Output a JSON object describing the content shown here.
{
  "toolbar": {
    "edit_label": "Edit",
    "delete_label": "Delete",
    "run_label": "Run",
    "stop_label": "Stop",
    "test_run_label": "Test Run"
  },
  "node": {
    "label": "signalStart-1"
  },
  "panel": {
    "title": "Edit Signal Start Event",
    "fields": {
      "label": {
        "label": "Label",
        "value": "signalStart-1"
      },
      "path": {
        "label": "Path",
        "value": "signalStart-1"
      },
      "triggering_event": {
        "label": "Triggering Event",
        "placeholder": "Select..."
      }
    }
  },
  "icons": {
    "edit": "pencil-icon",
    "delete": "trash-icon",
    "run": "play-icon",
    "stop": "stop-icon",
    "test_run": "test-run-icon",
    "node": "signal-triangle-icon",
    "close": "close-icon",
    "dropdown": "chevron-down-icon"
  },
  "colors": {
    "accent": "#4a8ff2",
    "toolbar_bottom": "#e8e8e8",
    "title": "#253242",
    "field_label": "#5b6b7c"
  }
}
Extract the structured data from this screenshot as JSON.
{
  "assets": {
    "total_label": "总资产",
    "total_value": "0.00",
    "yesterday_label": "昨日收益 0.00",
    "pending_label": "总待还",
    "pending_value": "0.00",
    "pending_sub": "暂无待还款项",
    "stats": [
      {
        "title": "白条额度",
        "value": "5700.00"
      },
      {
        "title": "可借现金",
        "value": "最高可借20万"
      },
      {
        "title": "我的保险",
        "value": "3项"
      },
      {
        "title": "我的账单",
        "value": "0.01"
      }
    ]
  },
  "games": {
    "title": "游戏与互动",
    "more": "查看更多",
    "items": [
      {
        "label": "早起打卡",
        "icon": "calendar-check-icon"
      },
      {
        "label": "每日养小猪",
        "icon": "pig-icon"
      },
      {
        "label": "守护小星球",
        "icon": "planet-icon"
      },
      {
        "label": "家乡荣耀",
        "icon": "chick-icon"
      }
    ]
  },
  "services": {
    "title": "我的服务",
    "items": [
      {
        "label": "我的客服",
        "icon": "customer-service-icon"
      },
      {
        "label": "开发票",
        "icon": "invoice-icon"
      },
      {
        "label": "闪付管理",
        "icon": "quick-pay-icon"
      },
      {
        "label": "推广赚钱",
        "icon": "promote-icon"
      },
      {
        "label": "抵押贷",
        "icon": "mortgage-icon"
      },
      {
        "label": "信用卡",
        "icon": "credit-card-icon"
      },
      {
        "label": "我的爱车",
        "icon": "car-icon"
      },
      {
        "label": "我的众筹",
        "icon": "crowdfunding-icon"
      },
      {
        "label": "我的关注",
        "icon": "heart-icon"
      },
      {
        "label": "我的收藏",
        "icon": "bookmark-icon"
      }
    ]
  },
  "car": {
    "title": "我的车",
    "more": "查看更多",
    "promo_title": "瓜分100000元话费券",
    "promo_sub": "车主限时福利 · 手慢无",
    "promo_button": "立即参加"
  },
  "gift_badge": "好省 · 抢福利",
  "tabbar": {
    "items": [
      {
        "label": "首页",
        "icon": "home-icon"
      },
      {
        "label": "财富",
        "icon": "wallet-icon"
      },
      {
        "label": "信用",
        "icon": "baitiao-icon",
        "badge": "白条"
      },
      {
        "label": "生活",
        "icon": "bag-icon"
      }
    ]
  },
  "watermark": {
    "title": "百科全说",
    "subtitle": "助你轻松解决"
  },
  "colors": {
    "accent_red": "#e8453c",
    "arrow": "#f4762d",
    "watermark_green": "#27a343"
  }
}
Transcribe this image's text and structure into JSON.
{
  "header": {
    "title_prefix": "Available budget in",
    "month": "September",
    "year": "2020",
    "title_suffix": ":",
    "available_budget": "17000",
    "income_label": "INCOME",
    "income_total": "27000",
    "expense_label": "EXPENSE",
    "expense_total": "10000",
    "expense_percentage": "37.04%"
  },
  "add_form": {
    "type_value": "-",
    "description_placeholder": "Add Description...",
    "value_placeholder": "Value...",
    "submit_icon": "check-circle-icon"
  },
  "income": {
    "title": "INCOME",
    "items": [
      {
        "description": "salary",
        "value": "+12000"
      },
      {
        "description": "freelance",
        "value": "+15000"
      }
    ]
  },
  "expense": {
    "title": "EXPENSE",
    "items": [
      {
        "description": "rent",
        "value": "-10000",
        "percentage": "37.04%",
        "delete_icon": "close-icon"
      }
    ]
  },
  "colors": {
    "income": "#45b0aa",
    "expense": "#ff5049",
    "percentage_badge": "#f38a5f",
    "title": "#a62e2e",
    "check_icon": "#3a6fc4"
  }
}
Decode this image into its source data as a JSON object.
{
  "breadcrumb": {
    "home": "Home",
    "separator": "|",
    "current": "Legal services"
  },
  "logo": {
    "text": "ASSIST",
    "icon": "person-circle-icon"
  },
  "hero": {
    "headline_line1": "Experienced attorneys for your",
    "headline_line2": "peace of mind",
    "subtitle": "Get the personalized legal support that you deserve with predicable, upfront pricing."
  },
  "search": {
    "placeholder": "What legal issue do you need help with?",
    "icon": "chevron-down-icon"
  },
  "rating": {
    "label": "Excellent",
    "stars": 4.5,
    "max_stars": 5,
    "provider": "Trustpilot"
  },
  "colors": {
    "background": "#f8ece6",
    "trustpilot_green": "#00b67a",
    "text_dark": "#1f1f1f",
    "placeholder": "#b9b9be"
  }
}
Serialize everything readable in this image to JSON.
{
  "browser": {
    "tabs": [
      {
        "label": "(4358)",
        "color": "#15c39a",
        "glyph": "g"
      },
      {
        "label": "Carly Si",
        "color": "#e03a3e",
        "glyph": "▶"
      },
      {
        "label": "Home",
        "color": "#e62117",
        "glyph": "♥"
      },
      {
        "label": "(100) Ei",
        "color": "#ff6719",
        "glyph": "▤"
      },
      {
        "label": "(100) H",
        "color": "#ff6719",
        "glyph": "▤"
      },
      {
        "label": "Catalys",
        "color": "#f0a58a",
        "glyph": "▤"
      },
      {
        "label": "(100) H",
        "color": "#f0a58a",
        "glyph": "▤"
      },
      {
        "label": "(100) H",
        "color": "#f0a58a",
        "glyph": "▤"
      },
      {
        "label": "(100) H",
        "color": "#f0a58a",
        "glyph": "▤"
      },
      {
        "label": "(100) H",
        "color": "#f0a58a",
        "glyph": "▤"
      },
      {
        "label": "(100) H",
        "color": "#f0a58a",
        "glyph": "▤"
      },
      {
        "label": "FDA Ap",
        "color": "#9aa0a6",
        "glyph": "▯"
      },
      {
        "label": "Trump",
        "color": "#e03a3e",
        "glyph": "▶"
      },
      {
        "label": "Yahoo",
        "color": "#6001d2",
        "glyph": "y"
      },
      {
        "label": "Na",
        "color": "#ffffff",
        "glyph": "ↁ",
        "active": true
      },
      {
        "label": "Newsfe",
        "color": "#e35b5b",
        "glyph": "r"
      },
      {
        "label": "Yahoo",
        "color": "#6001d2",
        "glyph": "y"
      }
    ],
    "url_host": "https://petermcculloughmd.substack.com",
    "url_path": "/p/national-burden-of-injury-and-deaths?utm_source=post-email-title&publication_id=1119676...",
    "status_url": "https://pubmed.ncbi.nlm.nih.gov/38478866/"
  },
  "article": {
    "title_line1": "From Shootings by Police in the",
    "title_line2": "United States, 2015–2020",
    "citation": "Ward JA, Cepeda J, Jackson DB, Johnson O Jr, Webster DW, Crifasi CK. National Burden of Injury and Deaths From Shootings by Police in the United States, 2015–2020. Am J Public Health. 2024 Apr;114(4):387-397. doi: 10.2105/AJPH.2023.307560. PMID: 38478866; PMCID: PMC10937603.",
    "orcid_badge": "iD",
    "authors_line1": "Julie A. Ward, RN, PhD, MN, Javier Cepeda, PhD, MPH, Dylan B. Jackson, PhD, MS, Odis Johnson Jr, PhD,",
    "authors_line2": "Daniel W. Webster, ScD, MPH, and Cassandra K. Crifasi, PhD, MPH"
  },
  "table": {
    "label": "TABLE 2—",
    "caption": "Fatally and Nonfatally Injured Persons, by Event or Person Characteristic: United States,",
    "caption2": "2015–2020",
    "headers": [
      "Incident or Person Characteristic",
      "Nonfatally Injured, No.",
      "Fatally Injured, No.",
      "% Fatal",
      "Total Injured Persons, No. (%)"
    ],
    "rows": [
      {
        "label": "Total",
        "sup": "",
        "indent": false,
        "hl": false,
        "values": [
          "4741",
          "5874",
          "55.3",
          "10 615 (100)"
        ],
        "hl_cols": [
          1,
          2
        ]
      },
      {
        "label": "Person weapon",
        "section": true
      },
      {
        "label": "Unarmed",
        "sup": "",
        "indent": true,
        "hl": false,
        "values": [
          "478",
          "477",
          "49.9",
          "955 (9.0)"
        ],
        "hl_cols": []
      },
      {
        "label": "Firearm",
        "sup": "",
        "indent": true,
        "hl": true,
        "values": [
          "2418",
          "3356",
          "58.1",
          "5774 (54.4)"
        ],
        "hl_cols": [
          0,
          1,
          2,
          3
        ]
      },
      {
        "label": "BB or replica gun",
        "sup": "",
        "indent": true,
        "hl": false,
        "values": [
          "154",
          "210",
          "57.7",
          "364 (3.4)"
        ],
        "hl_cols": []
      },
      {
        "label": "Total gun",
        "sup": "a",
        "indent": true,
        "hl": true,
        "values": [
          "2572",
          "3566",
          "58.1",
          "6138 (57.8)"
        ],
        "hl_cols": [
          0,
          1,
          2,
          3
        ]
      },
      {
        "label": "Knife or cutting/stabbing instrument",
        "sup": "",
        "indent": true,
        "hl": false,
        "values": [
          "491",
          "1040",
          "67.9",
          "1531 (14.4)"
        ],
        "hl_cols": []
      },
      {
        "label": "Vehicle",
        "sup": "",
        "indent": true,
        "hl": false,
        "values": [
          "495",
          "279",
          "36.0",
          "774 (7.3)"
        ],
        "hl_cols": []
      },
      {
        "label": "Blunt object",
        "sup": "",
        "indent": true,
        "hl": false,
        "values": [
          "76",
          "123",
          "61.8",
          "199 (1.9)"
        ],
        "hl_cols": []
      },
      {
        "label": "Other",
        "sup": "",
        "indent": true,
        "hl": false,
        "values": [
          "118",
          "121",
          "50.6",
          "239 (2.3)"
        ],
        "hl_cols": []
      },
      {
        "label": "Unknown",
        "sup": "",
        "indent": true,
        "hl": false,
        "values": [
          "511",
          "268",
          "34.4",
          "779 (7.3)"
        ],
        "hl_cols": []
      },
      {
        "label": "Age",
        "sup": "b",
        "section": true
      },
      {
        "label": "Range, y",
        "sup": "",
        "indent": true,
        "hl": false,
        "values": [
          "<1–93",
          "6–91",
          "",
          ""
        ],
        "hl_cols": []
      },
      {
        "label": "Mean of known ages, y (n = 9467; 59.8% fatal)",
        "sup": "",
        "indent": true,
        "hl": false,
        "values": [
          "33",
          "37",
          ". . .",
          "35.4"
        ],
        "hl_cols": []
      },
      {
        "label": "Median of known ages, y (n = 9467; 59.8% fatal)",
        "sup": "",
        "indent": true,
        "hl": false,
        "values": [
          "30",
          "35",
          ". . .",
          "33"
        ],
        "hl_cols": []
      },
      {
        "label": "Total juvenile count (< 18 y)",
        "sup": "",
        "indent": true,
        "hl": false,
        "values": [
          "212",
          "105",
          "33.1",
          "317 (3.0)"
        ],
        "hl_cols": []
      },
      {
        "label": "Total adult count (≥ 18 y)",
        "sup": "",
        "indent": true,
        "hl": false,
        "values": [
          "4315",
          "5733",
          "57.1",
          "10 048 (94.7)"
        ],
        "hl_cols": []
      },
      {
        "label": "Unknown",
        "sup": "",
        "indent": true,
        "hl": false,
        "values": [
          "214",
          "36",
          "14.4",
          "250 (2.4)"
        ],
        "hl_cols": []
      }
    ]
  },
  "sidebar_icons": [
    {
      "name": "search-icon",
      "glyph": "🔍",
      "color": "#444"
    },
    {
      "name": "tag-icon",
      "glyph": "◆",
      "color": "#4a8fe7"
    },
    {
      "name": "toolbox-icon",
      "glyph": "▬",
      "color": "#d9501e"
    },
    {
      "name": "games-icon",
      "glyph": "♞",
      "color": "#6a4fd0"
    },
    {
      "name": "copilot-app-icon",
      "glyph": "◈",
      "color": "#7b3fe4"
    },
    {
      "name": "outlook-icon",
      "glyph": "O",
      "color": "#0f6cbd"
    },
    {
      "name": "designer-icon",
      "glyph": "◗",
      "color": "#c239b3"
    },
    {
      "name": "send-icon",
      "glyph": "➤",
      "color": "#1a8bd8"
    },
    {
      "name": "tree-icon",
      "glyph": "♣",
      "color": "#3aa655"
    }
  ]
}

══════════════════════════════

• GOAL OF THE EXERCISE: Scan the material above. Extract every line in which the word "Webster" occurs.

• RESPONSE:
    "citation": "Ward JA, Cepeda J, Jackson DB, Johnson O Jr, Webster DW, Crifasi CK. National Burden of Injury and Deaths From Shootings by Police in the United States, 2015–2020. Am J Public Health. 2024 Apr;114(4):387-397. doi: 10.2105/AJPH.2023.307560. PMID: 38478866; PMCID: PMC10937603.",
    "authors_line2": "Daniel W. Webster, ScD, MPH, and Cassandra K. Crifasi, PhD, MPH"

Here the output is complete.